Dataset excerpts
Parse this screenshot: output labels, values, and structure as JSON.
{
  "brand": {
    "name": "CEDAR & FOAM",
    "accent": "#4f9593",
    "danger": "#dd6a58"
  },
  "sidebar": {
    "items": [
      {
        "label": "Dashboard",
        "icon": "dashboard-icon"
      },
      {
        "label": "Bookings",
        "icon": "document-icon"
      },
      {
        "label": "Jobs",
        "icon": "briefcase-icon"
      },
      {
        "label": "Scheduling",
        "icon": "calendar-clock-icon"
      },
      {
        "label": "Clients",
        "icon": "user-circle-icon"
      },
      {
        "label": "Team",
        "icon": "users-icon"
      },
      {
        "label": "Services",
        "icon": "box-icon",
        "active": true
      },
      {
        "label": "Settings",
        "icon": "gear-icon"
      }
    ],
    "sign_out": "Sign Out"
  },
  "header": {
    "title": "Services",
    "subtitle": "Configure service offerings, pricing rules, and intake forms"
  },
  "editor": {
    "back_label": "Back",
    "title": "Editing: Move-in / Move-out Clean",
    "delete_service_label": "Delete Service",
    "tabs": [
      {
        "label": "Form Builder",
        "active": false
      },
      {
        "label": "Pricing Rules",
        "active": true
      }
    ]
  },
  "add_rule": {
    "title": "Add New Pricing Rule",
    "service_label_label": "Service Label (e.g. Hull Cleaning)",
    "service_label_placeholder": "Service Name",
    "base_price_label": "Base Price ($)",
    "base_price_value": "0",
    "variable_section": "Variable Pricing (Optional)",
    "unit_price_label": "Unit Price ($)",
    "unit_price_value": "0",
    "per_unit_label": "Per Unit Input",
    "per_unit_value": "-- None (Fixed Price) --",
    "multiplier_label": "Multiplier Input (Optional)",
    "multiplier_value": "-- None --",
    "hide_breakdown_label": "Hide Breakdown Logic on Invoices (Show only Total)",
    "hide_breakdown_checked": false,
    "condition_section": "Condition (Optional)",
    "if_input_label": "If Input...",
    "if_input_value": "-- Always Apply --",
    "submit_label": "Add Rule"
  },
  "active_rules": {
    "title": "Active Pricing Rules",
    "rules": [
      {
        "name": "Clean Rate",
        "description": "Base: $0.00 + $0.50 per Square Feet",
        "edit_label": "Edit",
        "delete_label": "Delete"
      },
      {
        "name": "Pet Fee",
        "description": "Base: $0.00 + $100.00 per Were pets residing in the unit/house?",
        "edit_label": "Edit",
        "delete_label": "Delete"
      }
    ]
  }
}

* **Aim of the task**:
Print the whole listing exactly as it is.

* **Answer for the task**:
Parse this screenshot: output labels, values, and structure as JSON.
{
  "brand": {
    "name": "CEDAR & FOAM",
    "accent": "#4f9593",
    "danger": "#dd6a58"
  },
  "sidebar": {
    "items": [
      {
        "label": "Dashboard",
        "icon": "dashboard-icon"
      },
      {
        "label": "Bookings",
        "icon": "document-icon"
      },
      {
        "label": "Jobs",
        "icon": "briefcase-icon"
      },
      {
        "label": "Scheduling",
        "icon": "calendar-clock-icon"
      },
      {
        "label": "Clients",
        "icon": "user-circle-icon"
      },
      {
        "label": "Team",
        "icon": "users-icon"
      },
      {
        "label": "Services",
        "icon": "box-icon",
        "active": true
      },
      {
        "label": "Settings",
        "icon": "gear-icon"
      }
    ],
    "sign_out": "Sign Out"
  },
  "header": {
    "title": "Services",
    "subtitle": "Configure service offerings, pricing rules, and intake forms"
  },
  "editor": {
    "back_label": "Back",
    "title": "Editing: Move-in / Move-out Clean",
    "delete_service_label": "Delete Service",
    "tabs": [
      {
        "label": "Form Builder",
        "active": false
      },
      {
        "label": "Pricing Rules",
        "active": true
      }
    ]
  },
  "add_rule": {
    "title": "Add New Pricing Rule",
    "service_label_label": "Service Label (e.g. Hull Cleaning)",
    "service_label_placeholder": "Service Name",
    "base_price_label": "Base Price ($)",
    "base_price_value": "0",
    "variable_section": "Variable Pricing (Optional)",
    "unit_price_label": "Unit Price ($)",
    "unit_price_value": "0",
    "per_unit_label": "Per Unit Input",
    "per_unit_value": "-- None (Fixed Price) --",
    "multiplier_label": "Multiplier Input (Optional)",
    "multiplier_value": "-- None --",
    "hide_breakdown_label": "Hide Breakdown Logic on Invoices (Show only Total)",
    "hide_breakdown_checked": false,
    "condition_section": "Condition (Optional)",
    "if_input_label": "If Input...",
    "if_input_value": "-- Always Apply --",
    "submit_label": "Add Rule"
  },
  "active_rules": {
    "title": "Active Pricing Rules",
    "rules": [
      {
        "name": "Clean Rate",
        "description": "Base: $0.00 + $0.50 per Square Feet",
        "edit_label": "Edit",
        "delete_label": "Delete"
      },
      {
        "name": "Pet Fee",
        "description": "Base: $0.00 + $100.00 per Were pets residing in the unit/house?",
        "edit_label": "Edit",
        "delete_label": "Delete"
      }
    ]
  }
}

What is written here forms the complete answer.